=== DATA SECTION ===

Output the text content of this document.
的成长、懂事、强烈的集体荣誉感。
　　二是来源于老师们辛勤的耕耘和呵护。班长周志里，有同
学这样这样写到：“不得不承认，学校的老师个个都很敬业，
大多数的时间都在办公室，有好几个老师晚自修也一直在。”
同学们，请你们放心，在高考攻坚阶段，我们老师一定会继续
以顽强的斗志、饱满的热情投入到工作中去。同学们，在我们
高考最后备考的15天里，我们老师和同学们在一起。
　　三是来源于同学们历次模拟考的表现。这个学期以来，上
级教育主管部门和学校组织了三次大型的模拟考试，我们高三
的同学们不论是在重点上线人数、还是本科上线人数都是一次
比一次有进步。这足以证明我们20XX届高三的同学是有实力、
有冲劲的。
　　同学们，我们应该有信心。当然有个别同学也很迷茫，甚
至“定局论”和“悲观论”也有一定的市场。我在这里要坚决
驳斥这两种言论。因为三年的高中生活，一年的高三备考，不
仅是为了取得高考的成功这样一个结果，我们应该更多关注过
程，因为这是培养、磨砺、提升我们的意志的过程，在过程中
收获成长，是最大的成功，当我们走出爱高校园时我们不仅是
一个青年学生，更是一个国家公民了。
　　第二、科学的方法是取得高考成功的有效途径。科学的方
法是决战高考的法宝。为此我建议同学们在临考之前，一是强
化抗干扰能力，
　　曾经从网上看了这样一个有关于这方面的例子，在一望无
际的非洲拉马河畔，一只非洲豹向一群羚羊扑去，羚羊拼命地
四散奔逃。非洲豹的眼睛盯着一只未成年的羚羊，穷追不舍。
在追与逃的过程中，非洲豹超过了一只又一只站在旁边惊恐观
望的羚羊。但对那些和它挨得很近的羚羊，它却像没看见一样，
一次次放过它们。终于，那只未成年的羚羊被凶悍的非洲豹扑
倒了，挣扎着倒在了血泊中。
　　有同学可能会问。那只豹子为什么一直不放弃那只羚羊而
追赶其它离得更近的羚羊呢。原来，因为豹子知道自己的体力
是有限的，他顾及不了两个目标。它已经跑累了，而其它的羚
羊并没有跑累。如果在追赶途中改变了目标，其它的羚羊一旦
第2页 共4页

===

** TASK BRIEF **
Each line in the material above must be retyped without alteration.

** EXERCISE RESULT **
Output the text content of this document.
的成长、懂事、强烈的集体荣誉感。
　　二是来源于老师们辛勤的耕耘和呵护。班长周志里，有同
学这样这样写到：“不得不承认，学校的老师个个都很敬业，
大多数的时间都在办公室，有好几个老师晚自修也一直在。”
同学们，请你们放心，在高考攻坚阶段，我们老师一定会继续
以顽强的斗志、饱满的热情投入到工作中去。同学们，在我们
高考最后备考的15天里，我们老师和同学们在一起。
　　三是来源于同学们历次模拟考的表现。这个学期以来，上
级教育主管部门和学校组织了三次大型的模拟考试，我们高三
的同学们不论是在重点上线人数、还是本科上线人数都是一次
比一次有进步。这足以证明我们20XX届高三的同学是有实力、
有冲劲的。
　　同学们，我们应该有信心。当然有个别同学也很迷茫，甚
至“定局论”和“悲观论”也有一定的市场。我在这里要坚决
驳斥这两种言论。因为三年的高中生活，一年的高三备考，不
仅是为了取得高考的成功这样一个结果，我们应该更多关注过
程，因为这是培养、磨砺、提升我们的意志的过程，在过程中
收获成长，是最大的成功，当我们走出爱高校园时我们不仅是
一个青年学生，更是一个国家公民了。
　　第二、科学的方法是取得高考成功的有效途径。科学的方
法是决战高考的法宝。为此我建议同学们在临考之前，一是强
化抗干扰能力，
　　曾经从网上看了这样一个有关于这方面的例子，在一望无
际的非洲拉马河畔，一只非洲豹向一群羚羊扑去，羚羊拼命地
四散奔逃。非洲豹的眼睛盯着一只未成年的羚羊，穷追不舍。
在追与逃的过程中，非洲豹超过了一只又一只站在旁边惊恐观
望的羚羊。但对那些和它挨得很近的羚羊，它却像没看见一样，
一次次放过它们。终于，那只未成年的羚羊被凶悍的非洲豹扑
倒了，挣扎着倒在了血泊中。
　　有同学可能会问。那只豹子为什么一直不放弃那只羚羊而
追赶其它离得更近的羚羊呢。原来，因为豹子知道自己的体力
是有限的，他顾及不了两个目标。它已经跑累了，而其它的羚
羊并没有跑累。如果在追赶途中改变了目标，其它的羚羊一旦
第2页 共4页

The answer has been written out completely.